** BEGIN **

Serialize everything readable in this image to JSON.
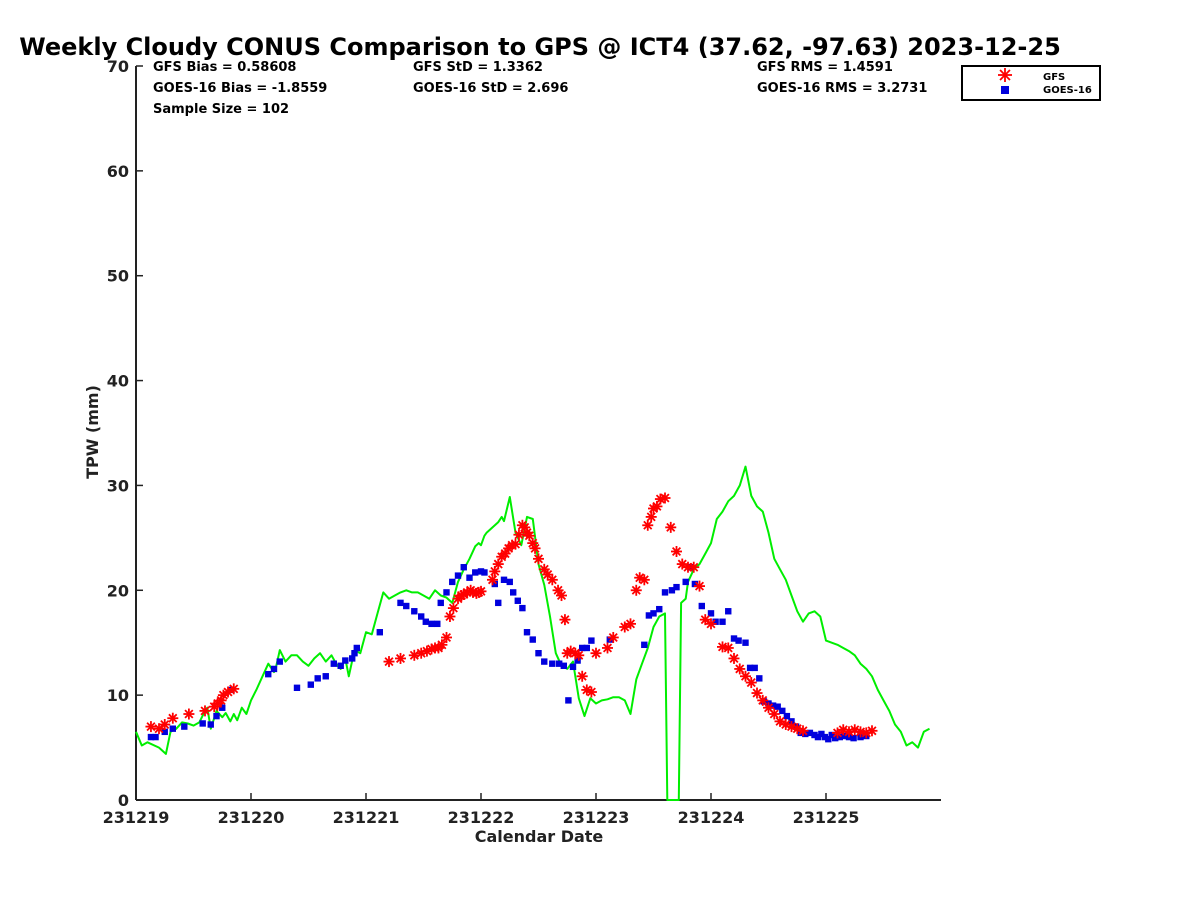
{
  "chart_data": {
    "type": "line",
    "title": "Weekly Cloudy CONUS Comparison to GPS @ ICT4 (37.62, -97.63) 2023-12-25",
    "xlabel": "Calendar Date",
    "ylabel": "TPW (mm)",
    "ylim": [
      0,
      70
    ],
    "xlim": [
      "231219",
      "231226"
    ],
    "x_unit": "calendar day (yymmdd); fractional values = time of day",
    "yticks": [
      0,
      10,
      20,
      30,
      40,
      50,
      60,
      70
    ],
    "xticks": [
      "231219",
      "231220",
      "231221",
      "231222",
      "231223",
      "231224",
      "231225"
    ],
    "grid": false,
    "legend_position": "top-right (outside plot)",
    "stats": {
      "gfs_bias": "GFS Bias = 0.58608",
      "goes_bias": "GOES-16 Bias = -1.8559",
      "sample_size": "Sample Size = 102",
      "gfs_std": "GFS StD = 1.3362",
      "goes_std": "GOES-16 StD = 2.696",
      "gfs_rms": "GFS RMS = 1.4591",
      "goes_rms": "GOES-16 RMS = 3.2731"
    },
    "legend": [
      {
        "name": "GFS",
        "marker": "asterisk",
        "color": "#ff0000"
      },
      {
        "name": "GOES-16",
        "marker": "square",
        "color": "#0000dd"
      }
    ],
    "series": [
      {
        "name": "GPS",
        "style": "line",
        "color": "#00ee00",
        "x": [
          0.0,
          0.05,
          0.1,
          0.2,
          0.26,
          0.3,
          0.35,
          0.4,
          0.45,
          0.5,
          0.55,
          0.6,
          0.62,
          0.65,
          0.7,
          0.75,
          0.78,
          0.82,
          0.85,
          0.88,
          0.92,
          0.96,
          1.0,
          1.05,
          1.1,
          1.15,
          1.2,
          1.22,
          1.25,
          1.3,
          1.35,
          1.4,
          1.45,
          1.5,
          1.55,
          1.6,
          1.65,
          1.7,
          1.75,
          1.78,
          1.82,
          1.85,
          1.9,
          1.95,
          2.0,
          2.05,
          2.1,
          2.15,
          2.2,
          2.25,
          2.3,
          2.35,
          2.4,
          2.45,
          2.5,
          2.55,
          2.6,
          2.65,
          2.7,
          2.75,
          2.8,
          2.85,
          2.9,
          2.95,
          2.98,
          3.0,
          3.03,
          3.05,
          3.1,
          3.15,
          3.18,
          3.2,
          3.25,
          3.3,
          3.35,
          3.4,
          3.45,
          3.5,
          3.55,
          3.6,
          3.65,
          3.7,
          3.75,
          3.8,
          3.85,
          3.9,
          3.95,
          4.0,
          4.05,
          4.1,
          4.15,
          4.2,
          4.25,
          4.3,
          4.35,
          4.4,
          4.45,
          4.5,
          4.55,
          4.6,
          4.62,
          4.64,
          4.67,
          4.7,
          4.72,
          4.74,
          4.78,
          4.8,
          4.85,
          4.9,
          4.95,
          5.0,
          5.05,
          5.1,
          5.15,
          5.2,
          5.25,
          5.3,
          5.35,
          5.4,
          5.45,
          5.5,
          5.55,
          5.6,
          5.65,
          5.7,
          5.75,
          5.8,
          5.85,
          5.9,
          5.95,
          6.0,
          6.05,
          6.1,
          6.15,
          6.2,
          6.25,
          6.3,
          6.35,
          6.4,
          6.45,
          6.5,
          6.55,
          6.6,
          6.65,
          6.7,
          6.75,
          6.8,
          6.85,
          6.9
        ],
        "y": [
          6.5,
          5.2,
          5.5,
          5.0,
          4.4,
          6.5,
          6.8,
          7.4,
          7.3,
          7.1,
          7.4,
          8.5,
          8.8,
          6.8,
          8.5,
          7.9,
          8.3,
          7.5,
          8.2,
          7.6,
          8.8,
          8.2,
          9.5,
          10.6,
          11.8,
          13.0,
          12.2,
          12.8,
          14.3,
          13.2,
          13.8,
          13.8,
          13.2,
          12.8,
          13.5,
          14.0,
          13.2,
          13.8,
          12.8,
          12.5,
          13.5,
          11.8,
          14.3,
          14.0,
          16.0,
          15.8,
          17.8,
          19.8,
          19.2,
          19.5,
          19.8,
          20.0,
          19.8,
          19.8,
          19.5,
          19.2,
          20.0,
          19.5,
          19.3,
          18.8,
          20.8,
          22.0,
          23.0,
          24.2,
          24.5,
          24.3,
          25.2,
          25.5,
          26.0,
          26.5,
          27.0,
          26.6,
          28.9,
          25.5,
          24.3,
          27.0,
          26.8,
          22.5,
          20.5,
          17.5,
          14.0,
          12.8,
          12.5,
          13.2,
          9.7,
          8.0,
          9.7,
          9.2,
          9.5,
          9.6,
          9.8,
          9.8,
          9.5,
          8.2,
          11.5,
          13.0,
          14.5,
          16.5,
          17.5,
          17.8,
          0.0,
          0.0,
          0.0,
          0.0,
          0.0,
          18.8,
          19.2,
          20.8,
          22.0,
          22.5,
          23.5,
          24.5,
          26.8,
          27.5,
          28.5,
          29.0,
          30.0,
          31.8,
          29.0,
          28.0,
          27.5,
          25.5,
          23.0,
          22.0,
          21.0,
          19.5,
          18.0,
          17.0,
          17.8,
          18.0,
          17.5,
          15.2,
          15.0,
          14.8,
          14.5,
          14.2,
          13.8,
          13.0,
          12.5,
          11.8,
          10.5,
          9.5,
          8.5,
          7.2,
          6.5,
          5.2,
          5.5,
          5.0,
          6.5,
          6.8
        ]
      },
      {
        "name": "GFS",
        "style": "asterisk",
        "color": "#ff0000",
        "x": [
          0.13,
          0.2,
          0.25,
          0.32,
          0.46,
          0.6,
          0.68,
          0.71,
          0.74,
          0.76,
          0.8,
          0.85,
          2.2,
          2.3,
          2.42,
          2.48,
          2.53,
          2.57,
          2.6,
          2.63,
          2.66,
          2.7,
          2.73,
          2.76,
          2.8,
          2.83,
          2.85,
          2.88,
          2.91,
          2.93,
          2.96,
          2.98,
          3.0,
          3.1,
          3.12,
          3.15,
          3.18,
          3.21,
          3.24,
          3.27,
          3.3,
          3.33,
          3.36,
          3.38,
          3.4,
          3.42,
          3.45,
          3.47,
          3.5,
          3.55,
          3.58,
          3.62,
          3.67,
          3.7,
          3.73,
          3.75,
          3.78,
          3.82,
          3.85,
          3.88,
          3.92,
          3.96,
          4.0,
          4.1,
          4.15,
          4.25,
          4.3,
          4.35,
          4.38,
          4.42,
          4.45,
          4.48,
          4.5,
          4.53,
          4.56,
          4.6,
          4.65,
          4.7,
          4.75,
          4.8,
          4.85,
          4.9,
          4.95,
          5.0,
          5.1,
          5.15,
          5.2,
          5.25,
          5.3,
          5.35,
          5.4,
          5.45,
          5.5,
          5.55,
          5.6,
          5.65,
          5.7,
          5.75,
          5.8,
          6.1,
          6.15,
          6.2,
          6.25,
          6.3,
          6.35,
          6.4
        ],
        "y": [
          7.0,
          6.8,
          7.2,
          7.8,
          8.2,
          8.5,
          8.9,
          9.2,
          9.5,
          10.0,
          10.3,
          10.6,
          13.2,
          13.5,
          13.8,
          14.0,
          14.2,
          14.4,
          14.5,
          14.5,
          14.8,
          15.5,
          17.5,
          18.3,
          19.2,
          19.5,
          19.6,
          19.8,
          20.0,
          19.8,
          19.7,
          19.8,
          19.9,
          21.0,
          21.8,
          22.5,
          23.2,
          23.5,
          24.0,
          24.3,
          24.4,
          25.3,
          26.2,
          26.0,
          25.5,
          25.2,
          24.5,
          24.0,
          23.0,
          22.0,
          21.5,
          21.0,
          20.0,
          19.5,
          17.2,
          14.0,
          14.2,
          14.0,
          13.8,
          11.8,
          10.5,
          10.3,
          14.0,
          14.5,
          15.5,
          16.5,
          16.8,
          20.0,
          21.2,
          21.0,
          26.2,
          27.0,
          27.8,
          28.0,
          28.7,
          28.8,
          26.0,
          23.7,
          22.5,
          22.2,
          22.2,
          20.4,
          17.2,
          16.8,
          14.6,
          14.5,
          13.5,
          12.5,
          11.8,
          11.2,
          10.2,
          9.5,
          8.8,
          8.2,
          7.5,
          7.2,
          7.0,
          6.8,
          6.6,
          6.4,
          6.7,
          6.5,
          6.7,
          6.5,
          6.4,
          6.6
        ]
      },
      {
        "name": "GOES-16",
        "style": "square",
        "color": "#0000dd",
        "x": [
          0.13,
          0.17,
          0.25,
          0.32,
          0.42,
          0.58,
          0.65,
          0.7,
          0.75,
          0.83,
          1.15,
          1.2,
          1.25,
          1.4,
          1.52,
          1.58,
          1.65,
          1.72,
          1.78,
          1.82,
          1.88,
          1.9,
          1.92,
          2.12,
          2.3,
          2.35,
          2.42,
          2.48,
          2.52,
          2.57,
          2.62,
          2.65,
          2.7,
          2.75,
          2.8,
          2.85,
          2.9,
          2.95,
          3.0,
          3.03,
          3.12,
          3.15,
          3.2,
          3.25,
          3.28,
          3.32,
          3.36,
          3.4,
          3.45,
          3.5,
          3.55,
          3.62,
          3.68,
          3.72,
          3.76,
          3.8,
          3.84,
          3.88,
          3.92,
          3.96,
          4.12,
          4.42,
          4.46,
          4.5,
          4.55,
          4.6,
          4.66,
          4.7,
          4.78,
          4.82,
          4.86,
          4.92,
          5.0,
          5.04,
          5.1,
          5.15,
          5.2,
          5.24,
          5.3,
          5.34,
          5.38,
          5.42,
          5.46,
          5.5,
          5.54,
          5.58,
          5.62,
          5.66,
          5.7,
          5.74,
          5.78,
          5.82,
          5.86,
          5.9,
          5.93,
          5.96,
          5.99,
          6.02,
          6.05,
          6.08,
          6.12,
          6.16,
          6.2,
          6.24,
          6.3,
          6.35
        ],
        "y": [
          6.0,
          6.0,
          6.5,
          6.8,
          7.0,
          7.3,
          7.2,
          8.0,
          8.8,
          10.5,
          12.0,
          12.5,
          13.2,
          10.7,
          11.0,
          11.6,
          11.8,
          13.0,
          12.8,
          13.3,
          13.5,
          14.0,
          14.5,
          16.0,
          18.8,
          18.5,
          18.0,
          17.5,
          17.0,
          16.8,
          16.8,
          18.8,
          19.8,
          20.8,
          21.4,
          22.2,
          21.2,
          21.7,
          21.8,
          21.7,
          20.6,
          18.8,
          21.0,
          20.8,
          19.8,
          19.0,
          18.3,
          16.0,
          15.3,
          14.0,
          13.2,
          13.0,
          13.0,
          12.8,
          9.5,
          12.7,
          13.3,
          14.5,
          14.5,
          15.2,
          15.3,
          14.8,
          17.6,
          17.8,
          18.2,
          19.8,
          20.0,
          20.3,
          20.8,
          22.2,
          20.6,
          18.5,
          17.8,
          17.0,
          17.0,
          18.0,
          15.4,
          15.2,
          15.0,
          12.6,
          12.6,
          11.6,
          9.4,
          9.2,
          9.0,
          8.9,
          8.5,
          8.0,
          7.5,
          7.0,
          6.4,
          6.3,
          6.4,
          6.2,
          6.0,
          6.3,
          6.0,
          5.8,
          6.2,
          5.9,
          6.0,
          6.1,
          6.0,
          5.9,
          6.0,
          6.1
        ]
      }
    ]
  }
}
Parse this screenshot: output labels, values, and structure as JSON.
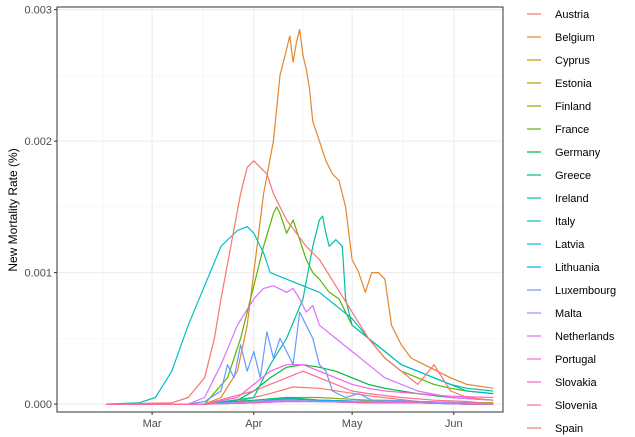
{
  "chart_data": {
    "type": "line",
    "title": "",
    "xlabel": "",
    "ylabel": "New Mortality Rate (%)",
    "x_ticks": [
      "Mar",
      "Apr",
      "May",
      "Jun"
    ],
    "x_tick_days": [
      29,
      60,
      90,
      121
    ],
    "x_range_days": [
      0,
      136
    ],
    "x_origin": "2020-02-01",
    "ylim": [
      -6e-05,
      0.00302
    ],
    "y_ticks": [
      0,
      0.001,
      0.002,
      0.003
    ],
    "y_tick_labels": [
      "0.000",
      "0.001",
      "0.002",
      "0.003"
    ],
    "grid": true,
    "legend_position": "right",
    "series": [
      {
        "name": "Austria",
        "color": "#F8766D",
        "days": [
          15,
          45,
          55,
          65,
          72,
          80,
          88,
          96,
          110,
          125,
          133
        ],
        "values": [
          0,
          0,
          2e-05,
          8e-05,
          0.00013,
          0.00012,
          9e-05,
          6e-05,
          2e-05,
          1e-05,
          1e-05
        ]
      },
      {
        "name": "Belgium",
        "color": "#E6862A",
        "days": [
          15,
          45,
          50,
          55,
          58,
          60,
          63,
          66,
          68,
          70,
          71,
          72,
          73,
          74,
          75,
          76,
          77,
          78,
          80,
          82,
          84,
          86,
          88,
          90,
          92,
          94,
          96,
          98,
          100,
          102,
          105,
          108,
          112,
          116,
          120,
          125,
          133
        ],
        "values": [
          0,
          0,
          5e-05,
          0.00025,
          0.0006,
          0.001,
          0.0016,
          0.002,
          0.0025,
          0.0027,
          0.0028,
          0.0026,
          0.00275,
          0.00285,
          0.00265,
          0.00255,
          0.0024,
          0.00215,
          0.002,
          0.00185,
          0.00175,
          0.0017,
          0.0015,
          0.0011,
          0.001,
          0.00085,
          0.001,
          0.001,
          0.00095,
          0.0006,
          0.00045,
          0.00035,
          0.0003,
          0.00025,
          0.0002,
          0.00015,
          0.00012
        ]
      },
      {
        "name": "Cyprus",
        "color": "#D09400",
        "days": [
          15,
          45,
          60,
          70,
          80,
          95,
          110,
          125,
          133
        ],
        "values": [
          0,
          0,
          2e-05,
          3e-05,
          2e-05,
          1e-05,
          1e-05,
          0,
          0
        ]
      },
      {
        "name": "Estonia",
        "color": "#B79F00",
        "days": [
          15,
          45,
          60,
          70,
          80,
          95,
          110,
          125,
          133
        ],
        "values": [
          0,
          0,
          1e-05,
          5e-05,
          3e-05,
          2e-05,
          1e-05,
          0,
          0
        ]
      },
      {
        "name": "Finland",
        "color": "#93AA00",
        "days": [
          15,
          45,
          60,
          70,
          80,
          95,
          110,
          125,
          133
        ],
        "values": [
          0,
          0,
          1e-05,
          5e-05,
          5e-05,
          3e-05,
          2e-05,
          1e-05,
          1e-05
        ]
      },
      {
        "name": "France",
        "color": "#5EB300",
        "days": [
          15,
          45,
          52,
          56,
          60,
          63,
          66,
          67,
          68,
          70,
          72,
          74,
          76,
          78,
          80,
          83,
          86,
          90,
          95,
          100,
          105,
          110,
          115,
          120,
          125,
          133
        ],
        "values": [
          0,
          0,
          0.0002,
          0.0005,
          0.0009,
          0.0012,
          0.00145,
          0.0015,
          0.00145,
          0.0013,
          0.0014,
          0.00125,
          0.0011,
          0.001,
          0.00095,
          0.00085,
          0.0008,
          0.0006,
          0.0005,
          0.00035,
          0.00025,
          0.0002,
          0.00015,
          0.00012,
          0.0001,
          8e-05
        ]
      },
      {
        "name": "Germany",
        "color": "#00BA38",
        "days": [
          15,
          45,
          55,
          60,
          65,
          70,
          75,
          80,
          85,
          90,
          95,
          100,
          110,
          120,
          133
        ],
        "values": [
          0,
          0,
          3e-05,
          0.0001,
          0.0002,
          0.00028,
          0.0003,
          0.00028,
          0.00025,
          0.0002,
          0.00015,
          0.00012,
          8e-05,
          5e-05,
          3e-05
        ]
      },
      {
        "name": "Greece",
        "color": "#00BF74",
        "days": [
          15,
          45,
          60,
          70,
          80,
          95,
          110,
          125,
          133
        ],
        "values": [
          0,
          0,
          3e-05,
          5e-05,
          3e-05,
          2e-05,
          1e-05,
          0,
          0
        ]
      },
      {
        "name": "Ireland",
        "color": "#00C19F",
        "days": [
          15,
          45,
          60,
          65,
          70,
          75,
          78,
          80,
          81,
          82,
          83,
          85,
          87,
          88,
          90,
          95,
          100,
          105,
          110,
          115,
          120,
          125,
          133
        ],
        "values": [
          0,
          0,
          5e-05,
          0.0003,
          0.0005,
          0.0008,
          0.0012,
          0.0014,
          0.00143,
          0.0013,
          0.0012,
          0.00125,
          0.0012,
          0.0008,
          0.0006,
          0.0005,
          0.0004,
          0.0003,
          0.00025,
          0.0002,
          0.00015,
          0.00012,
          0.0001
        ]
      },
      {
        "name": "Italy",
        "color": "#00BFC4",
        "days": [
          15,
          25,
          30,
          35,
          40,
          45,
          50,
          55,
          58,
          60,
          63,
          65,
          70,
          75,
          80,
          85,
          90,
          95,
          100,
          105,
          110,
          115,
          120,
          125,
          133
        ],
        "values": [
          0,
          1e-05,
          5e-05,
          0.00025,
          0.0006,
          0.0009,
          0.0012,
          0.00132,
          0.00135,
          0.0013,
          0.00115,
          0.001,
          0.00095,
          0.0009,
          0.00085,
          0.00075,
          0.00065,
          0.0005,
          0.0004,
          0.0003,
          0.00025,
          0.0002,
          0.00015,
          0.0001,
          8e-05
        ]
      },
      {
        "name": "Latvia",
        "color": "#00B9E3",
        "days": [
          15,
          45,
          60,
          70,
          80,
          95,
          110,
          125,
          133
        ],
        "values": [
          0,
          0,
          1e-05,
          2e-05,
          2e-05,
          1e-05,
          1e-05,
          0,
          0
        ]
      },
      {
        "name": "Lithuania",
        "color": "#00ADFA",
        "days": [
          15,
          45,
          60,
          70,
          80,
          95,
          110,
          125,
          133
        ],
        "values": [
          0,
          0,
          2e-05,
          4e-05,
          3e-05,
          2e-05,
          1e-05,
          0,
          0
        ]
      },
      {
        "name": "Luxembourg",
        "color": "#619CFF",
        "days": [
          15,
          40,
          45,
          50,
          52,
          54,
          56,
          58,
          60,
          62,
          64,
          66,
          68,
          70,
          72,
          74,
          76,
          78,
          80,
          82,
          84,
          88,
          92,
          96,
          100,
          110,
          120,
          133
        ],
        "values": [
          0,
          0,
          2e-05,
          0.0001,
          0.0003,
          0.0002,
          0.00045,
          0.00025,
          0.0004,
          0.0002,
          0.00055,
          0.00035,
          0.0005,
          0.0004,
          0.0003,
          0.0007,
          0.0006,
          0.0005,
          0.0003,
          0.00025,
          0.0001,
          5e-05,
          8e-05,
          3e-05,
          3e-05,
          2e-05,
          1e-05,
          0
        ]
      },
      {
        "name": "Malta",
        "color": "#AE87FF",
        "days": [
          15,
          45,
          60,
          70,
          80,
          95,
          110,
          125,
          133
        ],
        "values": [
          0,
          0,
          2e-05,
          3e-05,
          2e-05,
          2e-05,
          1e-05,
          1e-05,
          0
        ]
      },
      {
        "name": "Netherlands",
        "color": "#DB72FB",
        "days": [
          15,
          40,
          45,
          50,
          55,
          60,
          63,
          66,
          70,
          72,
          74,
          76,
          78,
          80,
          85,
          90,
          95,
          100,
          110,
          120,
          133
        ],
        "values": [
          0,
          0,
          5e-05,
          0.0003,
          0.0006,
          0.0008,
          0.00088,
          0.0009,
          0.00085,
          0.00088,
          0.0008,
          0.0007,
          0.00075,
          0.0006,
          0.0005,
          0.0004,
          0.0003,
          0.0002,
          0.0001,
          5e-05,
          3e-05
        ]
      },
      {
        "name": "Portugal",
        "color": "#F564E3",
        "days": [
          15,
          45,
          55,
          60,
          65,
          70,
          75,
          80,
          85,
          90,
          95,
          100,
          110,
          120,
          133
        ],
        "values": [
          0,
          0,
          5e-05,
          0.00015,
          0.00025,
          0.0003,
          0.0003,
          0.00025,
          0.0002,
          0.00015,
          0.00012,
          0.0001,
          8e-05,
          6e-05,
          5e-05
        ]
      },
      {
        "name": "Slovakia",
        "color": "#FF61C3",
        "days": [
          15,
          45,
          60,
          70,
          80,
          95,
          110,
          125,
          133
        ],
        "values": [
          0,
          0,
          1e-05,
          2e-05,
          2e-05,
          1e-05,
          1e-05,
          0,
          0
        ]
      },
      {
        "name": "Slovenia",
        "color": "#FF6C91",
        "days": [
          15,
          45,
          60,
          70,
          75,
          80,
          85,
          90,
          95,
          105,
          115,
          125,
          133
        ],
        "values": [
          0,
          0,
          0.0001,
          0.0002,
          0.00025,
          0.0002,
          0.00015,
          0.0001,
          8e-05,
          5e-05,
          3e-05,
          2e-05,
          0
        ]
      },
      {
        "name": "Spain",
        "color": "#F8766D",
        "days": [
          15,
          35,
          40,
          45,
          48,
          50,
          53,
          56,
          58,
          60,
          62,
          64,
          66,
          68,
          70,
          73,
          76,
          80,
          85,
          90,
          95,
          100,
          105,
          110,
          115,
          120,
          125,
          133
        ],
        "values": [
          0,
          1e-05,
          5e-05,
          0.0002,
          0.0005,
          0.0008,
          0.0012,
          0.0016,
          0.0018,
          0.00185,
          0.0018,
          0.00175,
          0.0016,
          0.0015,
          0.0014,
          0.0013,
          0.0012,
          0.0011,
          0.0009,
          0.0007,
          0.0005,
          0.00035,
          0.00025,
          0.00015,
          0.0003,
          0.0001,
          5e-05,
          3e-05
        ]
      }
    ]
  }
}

** END **

*Direction*.
For the data above, state only how many lines include the word "ylabel".

*Response to the exercise*.
2